_Description of the task_
Print the entries below in their entirety, exactly as they are written.

_Data for this exercise_
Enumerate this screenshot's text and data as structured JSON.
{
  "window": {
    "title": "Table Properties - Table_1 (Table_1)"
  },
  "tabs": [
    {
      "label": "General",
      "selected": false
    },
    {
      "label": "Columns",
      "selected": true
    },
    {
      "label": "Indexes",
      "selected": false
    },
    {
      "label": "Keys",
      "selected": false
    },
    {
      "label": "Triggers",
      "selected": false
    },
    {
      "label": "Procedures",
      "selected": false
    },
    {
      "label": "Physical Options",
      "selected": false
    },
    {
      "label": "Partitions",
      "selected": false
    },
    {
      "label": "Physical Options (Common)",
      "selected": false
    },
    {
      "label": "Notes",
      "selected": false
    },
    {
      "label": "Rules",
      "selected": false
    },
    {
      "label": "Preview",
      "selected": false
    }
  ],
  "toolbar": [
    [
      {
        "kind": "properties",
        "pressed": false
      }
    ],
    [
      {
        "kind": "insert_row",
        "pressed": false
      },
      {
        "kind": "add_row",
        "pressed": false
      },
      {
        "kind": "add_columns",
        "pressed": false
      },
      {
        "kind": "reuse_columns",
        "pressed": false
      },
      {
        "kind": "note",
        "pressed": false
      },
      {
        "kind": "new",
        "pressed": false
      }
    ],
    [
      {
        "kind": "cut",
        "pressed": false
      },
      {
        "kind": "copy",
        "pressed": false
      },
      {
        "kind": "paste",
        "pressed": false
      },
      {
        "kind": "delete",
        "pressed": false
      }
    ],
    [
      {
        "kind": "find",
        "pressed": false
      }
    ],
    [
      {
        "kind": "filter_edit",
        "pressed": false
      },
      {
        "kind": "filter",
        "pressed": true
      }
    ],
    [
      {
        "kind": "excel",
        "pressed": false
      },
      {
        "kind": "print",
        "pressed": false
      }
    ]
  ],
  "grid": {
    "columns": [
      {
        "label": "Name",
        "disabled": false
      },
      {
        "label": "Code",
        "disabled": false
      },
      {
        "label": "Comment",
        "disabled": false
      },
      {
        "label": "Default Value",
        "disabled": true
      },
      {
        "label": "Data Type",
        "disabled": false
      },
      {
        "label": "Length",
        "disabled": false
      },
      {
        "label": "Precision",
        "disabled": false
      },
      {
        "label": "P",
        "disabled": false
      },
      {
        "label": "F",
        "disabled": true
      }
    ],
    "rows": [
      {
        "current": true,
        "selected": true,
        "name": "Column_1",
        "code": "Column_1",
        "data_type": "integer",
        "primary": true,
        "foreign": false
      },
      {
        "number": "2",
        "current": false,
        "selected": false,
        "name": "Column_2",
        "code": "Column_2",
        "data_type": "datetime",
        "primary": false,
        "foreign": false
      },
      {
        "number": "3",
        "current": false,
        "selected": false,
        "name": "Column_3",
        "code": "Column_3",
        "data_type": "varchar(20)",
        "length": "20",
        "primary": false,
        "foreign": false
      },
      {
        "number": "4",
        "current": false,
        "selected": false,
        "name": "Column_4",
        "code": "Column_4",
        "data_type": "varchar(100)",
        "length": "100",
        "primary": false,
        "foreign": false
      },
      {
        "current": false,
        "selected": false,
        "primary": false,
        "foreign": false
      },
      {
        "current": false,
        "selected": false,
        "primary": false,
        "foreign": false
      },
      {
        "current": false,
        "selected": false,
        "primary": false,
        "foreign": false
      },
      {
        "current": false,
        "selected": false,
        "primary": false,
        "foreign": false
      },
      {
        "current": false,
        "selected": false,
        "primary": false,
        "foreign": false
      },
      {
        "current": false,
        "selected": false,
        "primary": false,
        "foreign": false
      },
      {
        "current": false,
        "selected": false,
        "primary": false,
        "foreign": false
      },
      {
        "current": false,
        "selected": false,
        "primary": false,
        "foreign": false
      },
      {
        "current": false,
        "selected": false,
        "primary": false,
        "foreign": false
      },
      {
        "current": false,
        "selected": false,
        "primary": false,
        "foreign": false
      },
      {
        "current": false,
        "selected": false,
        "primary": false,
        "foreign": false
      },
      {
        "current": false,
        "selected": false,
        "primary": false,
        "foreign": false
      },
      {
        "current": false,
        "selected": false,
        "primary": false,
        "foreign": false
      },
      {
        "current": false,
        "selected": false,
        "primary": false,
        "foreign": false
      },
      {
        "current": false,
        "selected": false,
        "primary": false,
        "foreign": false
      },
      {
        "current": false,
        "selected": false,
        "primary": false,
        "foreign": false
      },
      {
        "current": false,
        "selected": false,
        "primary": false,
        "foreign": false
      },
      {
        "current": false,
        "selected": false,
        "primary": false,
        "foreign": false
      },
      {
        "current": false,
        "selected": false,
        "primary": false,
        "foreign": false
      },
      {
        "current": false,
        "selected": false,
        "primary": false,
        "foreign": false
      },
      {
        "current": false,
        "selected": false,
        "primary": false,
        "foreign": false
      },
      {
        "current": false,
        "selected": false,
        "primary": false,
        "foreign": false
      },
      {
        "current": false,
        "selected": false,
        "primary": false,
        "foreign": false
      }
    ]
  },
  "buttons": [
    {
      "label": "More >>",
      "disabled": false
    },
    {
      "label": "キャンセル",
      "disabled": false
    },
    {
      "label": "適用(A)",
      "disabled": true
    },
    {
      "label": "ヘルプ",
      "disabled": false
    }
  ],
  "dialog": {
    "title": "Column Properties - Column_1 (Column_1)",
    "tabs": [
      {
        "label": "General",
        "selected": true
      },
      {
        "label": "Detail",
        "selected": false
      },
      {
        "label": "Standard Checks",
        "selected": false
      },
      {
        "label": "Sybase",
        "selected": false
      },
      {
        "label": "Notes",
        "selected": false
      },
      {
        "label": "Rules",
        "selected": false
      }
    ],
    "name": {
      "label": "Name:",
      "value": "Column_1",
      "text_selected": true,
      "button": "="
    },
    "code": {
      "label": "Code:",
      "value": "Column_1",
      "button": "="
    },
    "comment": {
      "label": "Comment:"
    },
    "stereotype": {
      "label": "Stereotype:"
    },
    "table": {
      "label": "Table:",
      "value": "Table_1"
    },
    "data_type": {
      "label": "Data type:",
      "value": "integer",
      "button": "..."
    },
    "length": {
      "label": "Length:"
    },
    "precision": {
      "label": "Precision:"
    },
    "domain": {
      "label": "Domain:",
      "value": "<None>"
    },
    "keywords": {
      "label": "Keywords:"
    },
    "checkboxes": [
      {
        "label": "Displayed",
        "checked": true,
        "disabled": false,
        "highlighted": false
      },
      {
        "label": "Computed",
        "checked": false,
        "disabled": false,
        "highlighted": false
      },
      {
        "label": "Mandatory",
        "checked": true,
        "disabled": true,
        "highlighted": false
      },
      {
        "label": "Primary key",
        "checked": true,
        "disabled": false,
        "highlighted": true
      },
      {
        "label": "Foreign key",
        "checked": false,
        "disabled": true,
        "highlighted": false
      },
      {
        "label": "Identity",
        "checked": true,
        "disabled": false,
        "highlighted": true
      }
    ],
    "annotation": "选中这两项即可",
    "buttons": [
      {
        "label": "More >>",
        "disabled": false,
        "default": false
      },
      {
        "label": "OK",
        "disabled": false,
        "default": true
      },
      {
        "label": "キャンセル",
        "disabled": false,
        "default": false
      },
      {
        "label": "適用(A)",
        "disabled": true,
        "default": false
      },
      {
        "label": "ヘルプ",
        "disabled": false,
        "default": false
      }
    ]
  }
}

_Result for this exercise_
Enumerate this screenshot's text and data as structured JSON.
{
  "window": {
    "title": "Table Properties - Table_1 (Table_1)"
  },
  "tabs": [
    {
      "label": "General",
      "selected": false
    },
    {
      "label": "Columns",
      "selected": true
    },
    {
      "label": "Indexes",
      "selected": false
    },
    {
      "label": "Keys",
      "selected": false
    },
    {
      "label": "Triggers",
      "selected": false
    },
    {
      "label": "Procedures",
      "selected": false
    },
    {
      "label": "Physical Options",
      "selected": false
    },
    {
      "label": "Partitions",
      "selected": false
    },
    {
      "label": "Physical Options (Common)",
      "selected": false
    },
    {
      "label": "Notes",
      "selected": false
    },
    {
      "label": "Rules",
      "selected": false
    },
    {
      "label": "Preview",
      "selected": false
    }
  ],
  "toolbar": [
    [
      {
        "kind": "properties",
        "pressed": false
      }
    ],
    [
      {
        "kind": "insert_row",
        "pressed": false
      },
      {
        "kind": "add_row",
        "pressed": false
      },
      {
        "kind": "add_columns",
        "pressed": false
      },
      {
        "kind": "reuse_columns",
        "pressed": false
      },
      {
        "kind": "note",
        "pressed": false
      },
      {
        "kind": "new",
        "pressed": false
      }
    ],
    [
      {
        "kind": "cut",
        "pressed": false
      },
      {
        "kind": "copy",
        "pressed": false
      },
      {
        "kind": "paste",
        "pressed": false
      },
      {
        "kind": "delete",
        "pressed": false
      }
    ],
    [
      {
        "kind": "find",
        "pressed": false
      }
    ],
    [
      {
        "kind": "filter_edit",
        "pressed": false
      },
      {
        "kind": "filter",
        "pressed": true
      }
    ],
    [
      {
        "kind": "excel",
        "pressed": false
      },
      {
        "kind": "print",
        "pressed": false
      }
    ]
  ],
  "grid": {
    "columns": [
      {
        "label": "Name",
        "disabled": false
      },
      {
        "label": "Code",
        "disabled": false
      },
      {
        "label": "Comment",
        "disabled": false
      },
      {
        "label": "Default Value",
        "disabled": true
      },
      {
        "label": "Data Type",
        "disabled": false
      },
      {
        "label": "Length",
        "disabled": false
      },
      {
        "label": "Precision",
        "disabled": false
      },
      {
        "label": "P",
        "disabled": false
      },
      {
        "label": "F",
        "disabled": true
      }
    ],
    "rows": [
      {
        "current": true,
        "selected": true,
        "name": "Column_1",
        "code": "Column_1",
        "data_type": "integer",
        "primary": true,
        "foreign": false
      },
      {
        "number": "2",
        "current": false,
        "selected": false,
        "name": "Column_2",
        "code": "Column_2",
        "data_type": "datetime",
        "primary": false,
        "foreign": false
      },
      {
        "number": "3",
        "current": false,
        "selected": false,
        "name": "Column_3",
        "code": "Column_3",
        "data_type": "varchar(20)",
        "length": "20",
        "primary": false,
        "foreign": false
      },
      {
        "number": "4",
        "current": false,
        "selected": false,
        "name": "Column_4",
        "code": "Column_4",
        "data_type": "varchar(100)",
        "length": "100",
        "primary": false,
        "foreign": false
      },
      {
        "current": false,
        "selected": false,
        "primary": false,
        "foreign": false
      },
      {
        "current": false,
        "selected": false,
        "primary": false,
        "foreign": false
      },
      {
        "current": false,
        "selected": false,
        "primary": false,
        "foreign": false
      },
      {
        "current": false,
        "selected": false,
        "primary": false,
        "foreign": false
      },
      {
        "current": false,
        "selected": false,
        "primary": false,
        "foreign": false
      },
      {
        "current": false,
        "selected": false,
        "primary": false,
        "foreign": false
      },
      {
        "current": false,
        "selected": false,
        "primary": false,
        "foreign": false
      },
      {
        "current": false,
        "selected": false,
        "primary": false,
        "foreign": false
      },
      {
        "current": false,
        "selected": false,
        "primary": false,
        "foreign": false
      },
      {
        "current": false,
        "selected": false,
        "primary": false,
        "foreign": false
      },
      {
        "current": false,
        "selected": false,
        "primary": false,
        "foreign": false
      },
      {
        "current": false,
        "selected": false,
        "primary": false,
        "foreign": false
      },
      {
        "current": false,
        "selected": false,
        "primary": false,
        "foreign": false
      },
      {
        "current": false,
        "selected": false,
        "primary": false,
        "foreign": false
      },
      {
        "current": false,
        "selected": false,
        "primary": false,
        "foreign": false
      },
      {
        "current": false,
        "selected": false,
        "primary": false,
        "foreign": false
      },
      {
        "current": false,
        "selected": false,
        "primary": false,
        "foreign": false
      },
      {
        "current": false,
        "selected": false,
        "primary": false,
        "foreign": false
      },
      {
        "current": false,
        "selected": false,
        "primary": false,
        "foreign": false
      },
      {
        "current": false,
        "selected": false,
        "primary": false,
        "foreign": false
      },
      {
        "current": false,
        "selected": false,
        "primary": false,
        "foreign": false
      },
      {
        "current": false,
        "selected": false,
        "primary": false,
        "foreign": false
      },
      {
        "current": false,
        "selected": false,
        "primary": false,
        "foreign": false
      }
    ]
  },
  "buttons": [
    {
      "label": "More >>",
      "disabled": false
    },
    {
      "label": "キャンセル",
      "disabled": false
    },
    {
      "label": "適用(A)",
      "disabled": true
    },
    {
      "label": "ヘルプ",
      "disabled": false
    }
  ],
  "dialog": {
    "title": "Column Properties - Column_1 (Column_1)",
    "tabs": [
      {
        "label": "General",
        "selected": true
      },
      {
        "label": "Detail",
        "selected": false
      },
      {
        "label": "Standard Checks",
        "selected": false
      },
      {
        "label": "Sybase",
        "selected": false
      },
      {
        "label": "Notes",
        "selected": false
      },
      {
        "label": "Rules",
        "selected": false
      }
    ],
    "name": {
      "label": "Name:",
      "value": "Column_1",
      "text_selected": true,
      "button": "="
    },
    "code": {
      "label": "Code:",
      "value": "Column_1",
      "button": "="
    },
    "comment": {
      "label": "Comment:"
    },
    "stereotype": {
      "label": "Stereotype:"
    },
    "table": {
      "label": "Table:",
      "value": "Table_1"
    },
    "data_type": {
      "label": "Data type:",
      "value": "integer",
      "button": "..."
    },
    "length": {
      "label": "Length:"
    },
    "precision": {
      "label": "Precision:"
    },
    "domain": {
      "label": "Domain:",
      "value": "<None>"
    },
    "keywords": {
      "label": "Keywords:"
    },
    "checkboxes": [
      {
        "label": "Displayed",
        "checked": true,
        "disabled": false,
        "highlighted": false
      },
      {
        "label": "Computed",
        "checked": false,
        "disabled": false,
        "highlighted": false
      },
      {
        "label": "Mandatory",
        "checked": true,
        "disabled": true,
        "highlighted": false
      },
      {
        "label": "Primary key",
        "checked": true,
        "disabled": false,
        "highlighted": true
      },
      {
        "label": "Foreign key",
        "checked": false,
        "disabled": true,
        "highlighted": false
      },
      {
        "label": "Identity",
        "checked": true,
        "disabled": false,
        "highlighted": true
      }
    ],
    "annotation": "选中这两项即可",
    "buttons": [
      {
        "label": "More >>",
        "disabled": false,
        "default": false
      },
      {
        "label": "OK",
        "disabled": false,
        "default": true
      },
      {
        "label": "キャンセル",
        "disabled": false,
        "default": false
      },
      {
        "label": "適用(A)",
        "disabled": true,
        "default": false
      },
      {
        "label": "ヘルプ",
        "disabled": false,
        "default": false
      }
    ]
  }
}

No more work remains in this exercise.